start Information shown

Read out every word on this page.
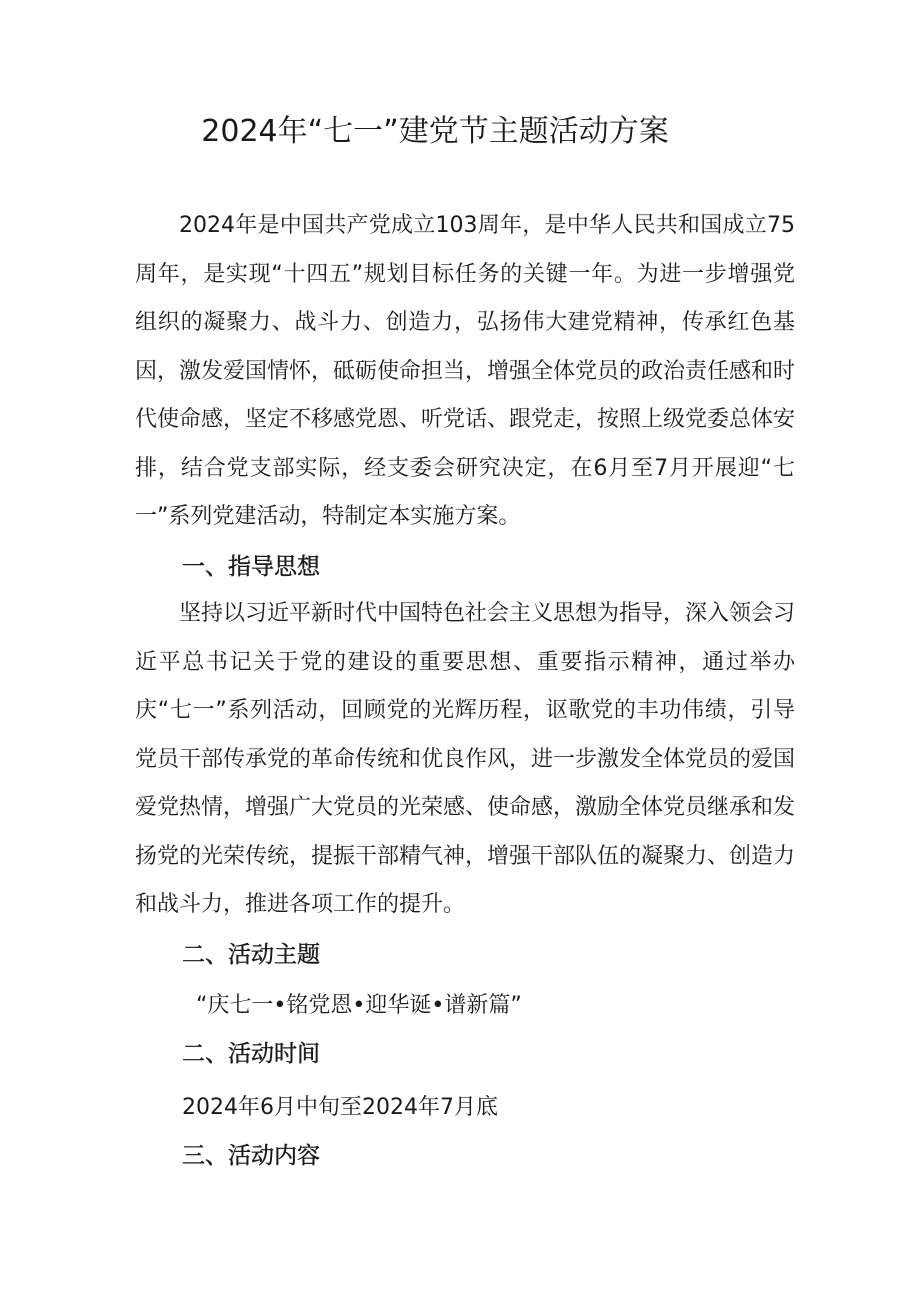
2024年“七一”建党节主题活动方案

2024年是中国共产党成立103周年，是中华人民共和国成立75周年，是实现“十四五”规划目标任务的关键一年。为进一步增强党组织的凝聚力、战斗力、创造力，弘扬伟大建党精神，传承红色基因，激发爱国情怀，砥砺使命担当，增强全体党员的政治责任感和时代使命感，坚定不移感党恩、听党话、跟党走，按照上级党委总体安排，结合党支部实际，经支委会研究决定，在6月至7月开展迎“七一”系列党建活动，特制定本实施方案。

一、指导思想

坚持以习近平新时代中国特色社会主义思想为指导，深入领会习近平总书记关于党的建设的重要思想、重要指示精神，通过举办庆“七一”系列活动，回顾党的光辉历程，讴歌党的丰功伟绩，引导党员干部传承党的革命传统和优良作风，进一步激发全体党员的爱国爱党热情，增强广大党员的光荣感、使命感，激励全体党员继承和发扬党的光荣传统，提振干部精气神，增强干部队伍的凝聚力、创造力和战斗力，推进各项工作的提升。

二、活动主题

“庆七一•铭党恩•迎华诞•谱新篇”

二、活动时间

2024年6月中旬至2024年7月底

三、活动内容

end Information shown

■ Exercise prompt: Do not copy the pictures, but repeat every line exactly.

■ Task response:
Read out every word on this page.
2024年“七一”建党节主题活动方案

2024年是中国共产党成立103周年，是中华人民共和国成立75周年，是实现“十四五”规划目标任务的关键一年。为进一步增强党组织的凝聚力、战斗力、创造力，弘扬伟大建党精神，传承红色基因，激发爱国情怀，砥砺使命担当，增强全体党员的政治责任感和时代使命感，坚定不移感党恩、听党话、跟党走，按照上级党委总体安排，结合党支部实际，经支委会研究决定，在6月至7月开展迎“七一”系列党建活动，特制定本实施方案。

一、指导思想

坚持以习近平新时代中国特色社会主义思想为指导，深入领会习近平总书记关于党的建设的重要思想、重要指示精神，通过举办庆“七一”系列活动，回顾党的光辉历程，讴歌党的丰功伟绩，引导党员干部传承党的革命传统和优良作风，进一步激发全体党员的爱国爱党热情，增强广大党员的光荣感、使命感，激励全体党员继承和发扬党的光荣传统，提振干部精气神，增强干部队伍的凝聚力、创造力和战斗力，推进各项工作的提升。

二、活动主题

“庆七一•铭党恩•迎华诞•谱新篇”

二、活动时间

2024年6月中旬至2024年7月底

三、活动内容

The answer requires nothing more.